Your goal:
Write out the full set of records exactly. Any pictures in them do not belong in the copy.

------

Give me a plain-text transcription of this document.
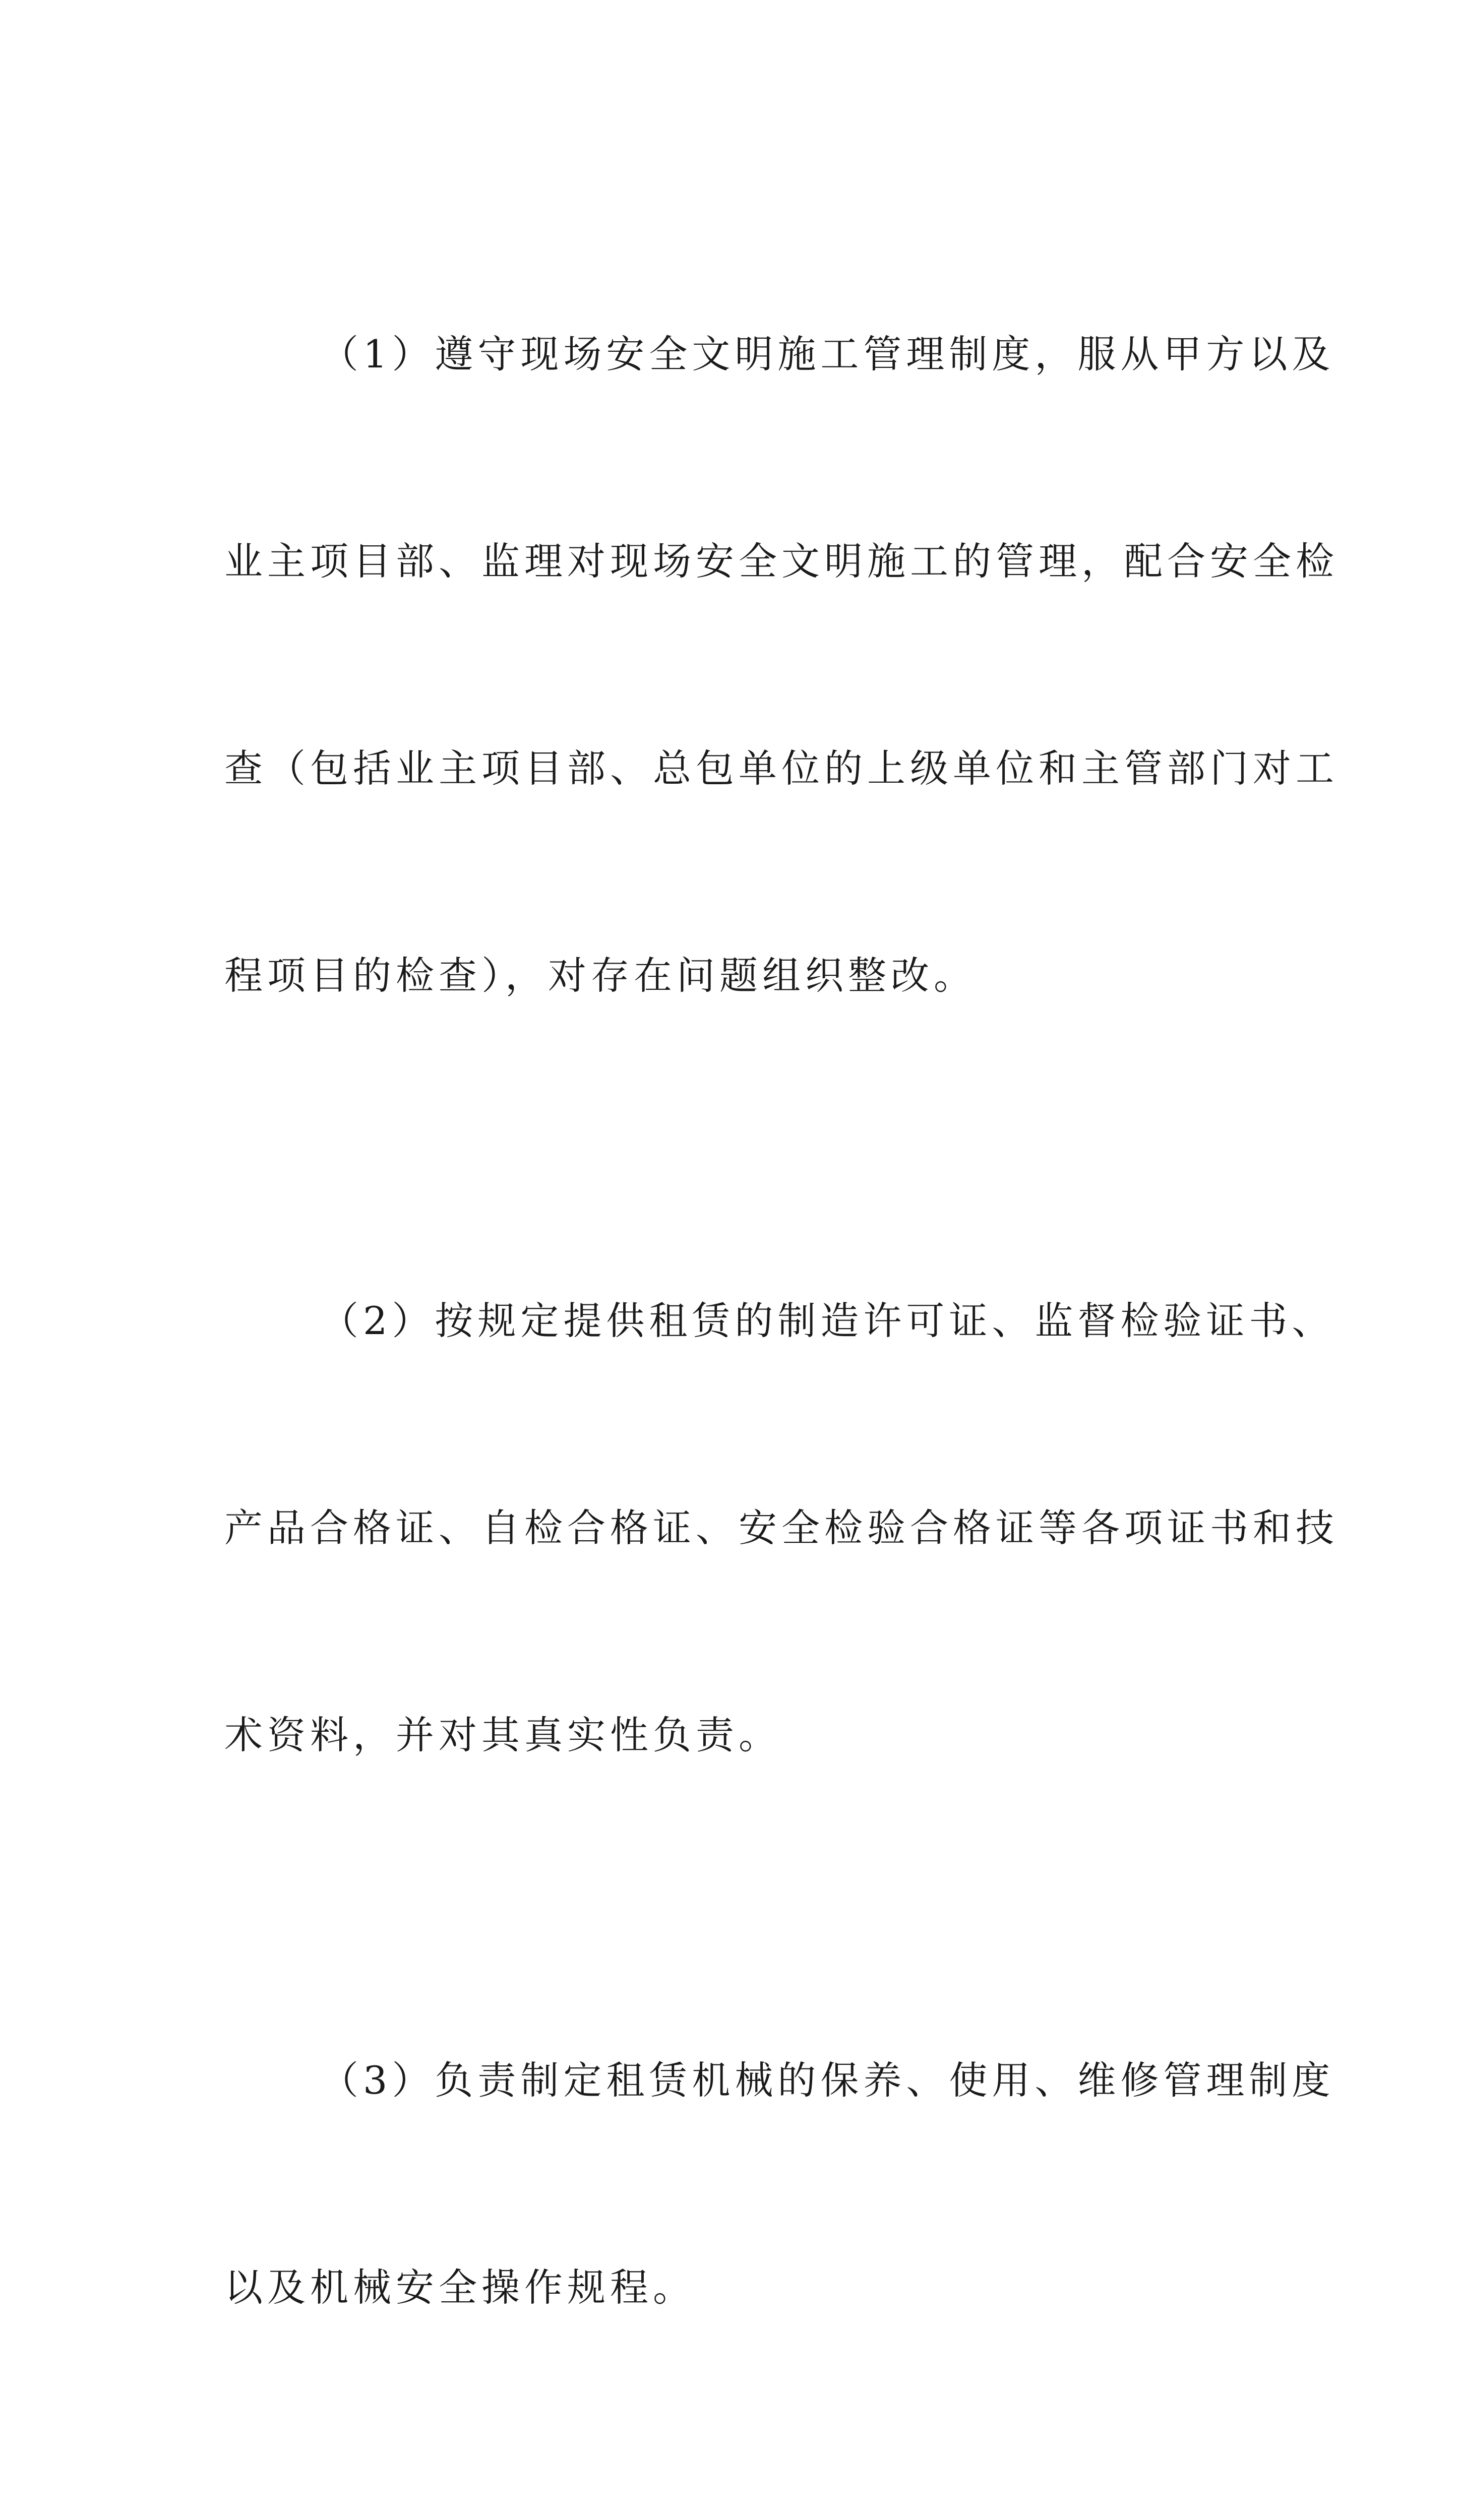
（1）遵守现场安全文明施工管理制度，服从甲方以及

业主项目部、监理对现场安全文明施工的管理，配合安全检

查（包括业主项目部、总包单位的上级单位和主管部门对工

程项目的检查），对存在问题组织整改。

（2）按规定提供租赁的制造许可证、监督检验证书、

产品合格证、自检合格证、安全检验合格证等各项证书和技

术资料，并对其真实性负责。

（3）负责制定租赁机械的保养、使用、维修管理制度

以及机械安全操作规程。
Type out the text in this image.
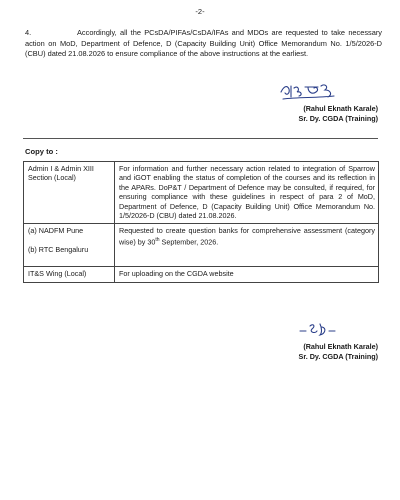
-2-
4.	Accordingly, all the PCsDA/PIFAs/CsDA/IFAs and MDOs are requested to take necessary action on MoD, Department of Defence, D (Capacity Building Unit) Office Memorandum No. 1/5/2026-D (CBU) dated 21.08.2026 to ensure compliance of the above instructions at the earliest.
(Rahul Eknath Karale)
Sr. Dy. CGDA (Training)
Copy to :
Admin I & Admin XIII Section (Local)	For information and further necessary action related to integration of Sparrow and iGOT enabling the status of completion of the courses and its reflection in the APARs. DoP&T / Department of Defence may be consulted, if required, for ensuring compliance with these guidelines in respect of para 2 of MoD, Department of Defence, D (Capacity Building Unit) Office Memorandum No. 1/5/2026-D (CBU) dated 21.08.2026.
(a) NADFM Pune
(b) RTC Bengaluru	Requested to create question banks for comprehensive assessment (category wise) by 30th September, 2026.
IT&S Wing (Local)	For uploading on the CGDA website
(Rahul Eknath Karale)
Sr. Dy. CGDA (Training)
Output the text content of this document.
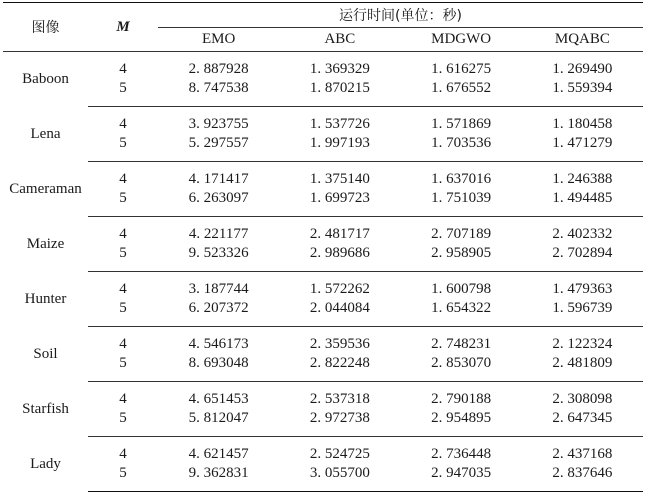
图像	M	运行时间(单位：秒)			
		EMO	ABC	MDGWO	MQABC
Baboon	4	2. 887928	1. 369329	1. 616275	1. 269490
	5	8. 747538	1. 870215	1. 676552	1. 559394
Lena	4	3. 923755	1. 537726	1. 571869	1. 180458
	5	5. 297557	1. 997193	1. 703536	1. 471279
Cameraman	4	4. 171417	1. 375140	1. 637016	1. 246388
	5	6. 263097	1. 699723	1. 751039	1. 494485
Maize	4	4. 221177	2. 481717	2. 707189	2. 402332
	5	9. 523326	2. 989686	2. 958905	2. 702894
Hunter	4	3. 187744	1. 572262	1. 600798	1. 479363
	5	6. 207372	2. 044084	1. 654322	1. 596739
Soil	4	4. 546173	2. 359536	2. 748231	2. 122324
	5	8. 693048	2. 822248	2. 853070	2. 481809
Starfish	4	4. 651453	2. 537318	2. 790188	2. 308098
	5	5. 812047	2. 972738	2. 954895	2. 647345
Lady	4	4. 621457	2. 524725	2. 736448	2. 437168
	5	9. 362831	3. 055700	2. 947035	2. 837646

------

Exercise output:
Give me a plain-text transcription of this document.
（1）遵守现场安全文明施工管理制度，服从甲方以及

业主项目部、监理对现场安全文明施工的管理，配合安全检

查（包括业主项目部、总包单位的上级单位和主管部门对工

程项目的检查），对存在问题组织整改。

（2）按规定提供租赁的制造许可证、监督检验证书、

产品合格证、自检合格证、安全检验合格证等各项证书和技

术资料，并对其真实性负责。

（3）负责制定租赁机械的保养、使用、维修管理制度

以及机械安全操作规程。
Type out the text in this image.
-2-
4.	Accordingly, all the PCsDA/PIFAs/CsDA/IFAs and MDOs are requested to take necessary action on MoD, Department of Defence, D (Capacity Building Unit) Office Memorandum No. 1/5/2026-D (CBU) dated 21.08.2026 to ensure compliance of the above instructions at the earliest.
(Rahul Eknath Karale)
Sr. Dy. CGDA (Training)
Copy to :
Admin I & Admin XIII Section (Local)	For information and further necessary action related to integration of Sparrow and iGOT enabling the status of completion of the courses and its reflection in the APARs. DoP&T / Department of Defence may be consulted, if required, for ensuring compliance with these guidelines in respect of para 2 of MoD, Department of Defence, D (Capacity Building Unit) Office Memorandum No. 1/5/2026-D (CBU) dated 21.08.2026.
(a) NADFM Pune
(b) RTC Bengaluru	Requested to create question banks for comprehensive assessment (category wise) by 30th September, 2026.
IT&S Wing (Local)	For uploading on the CGDA website
(Rahul Eknath Karale)
Sr. Dy. CGDA (Training)
Output the text content of this document.
图像	M	运行时间(单位：秒)			
		EMO	ABC	MDGWO	MQABC
Baboon	4	2. 887928	1. 369329	1. 616275	1. 269490
	5	8. 747538	1. 870215	1. 676552	1. 559394
Lena	4	3. 923755	1. 537726	1. 571869	1. 180458
	5	5. 297557	1. 997193	1. 703536	1. 471279
Cameraman	4	4. 171417	1. 375140	1. 637016	1. 246388
	5	6. 263097	1. 699723	1. 751039	1. 494485
Maize	4	4. 221177	2. 481717	2. 707189	2. 402332
	5	9. 523326	2. 989686	2. 958905	2. 702894
Hunter	4	3. 187744	1. 572262	1. 600798	1. 479363
	5	6. 207372	2. 044084	1. 654322	1. 596739
Soil	4	4. 546173	2. 359536	2. 748231	2. 122324
	5	8. 693048	2. 822248	2. 853070	2. 481809
Starfish	4	4. 651453	2. 537318	2. 790188	2. 308098
	5	5. 812047	2. 972738	2. 954895	2. 647345
Lady	4	4. 621457	2. 524725	2. 736448	2. 437168
	5	9. 362831	3. 055700	2. 947035	2. 837646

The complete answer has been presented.